• _Task brief_
Track down each line that has the word "Hearing" and copy it.

• _The records_
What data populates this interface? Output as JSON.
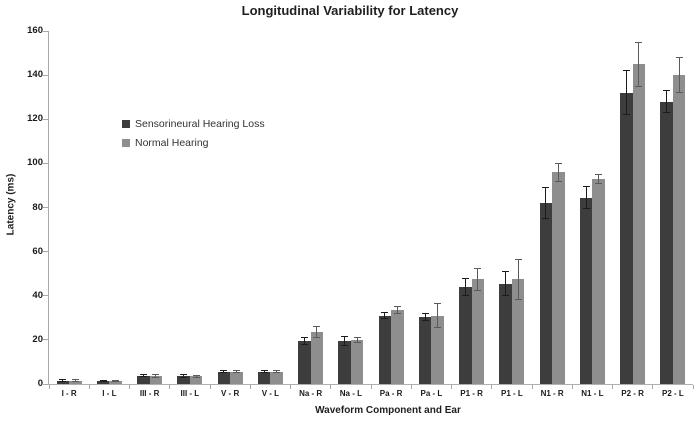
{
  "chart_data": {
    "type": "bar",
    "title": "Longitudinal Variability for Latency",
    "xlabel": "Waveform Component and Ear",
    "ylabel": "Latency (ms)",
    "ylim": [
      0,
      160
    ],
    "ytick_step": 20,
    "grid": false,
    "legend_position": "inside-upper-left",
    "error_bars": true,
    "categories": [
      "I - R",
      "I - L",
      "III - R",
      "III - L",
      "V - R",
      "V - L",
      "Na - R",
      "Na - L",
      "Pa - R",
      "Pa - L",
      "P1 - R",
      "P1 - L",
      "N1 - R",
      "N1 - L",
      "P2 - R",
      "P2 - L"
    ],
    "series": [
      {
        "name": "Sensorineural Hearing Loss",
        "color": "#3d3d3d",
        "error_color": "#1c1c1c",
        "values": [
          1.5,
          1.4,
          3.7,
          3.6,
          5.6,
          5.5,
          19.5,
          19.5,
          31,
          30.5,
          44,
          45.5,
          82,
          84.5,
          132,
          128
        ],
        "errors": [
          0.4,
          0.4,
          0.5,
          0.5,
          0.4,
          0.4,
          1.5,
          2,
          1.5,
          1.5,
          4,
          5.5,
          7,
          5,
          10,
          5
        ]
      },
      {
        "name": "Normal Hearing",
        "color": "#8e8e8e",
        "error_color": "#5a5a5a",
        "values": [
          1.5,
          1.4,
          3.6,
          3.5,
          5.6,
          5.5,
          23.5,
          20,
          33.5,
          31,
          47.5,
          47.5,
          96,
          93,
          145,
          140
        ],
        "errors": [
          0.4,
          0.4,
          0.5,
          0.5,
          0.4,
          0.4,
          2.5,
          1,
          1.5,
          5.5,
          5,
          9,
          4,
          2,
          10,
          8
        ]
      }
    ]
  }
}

• _Response to this exercise_
        "name": "Sensorineural Hearing Loss",
        "name": "Normal Hearing",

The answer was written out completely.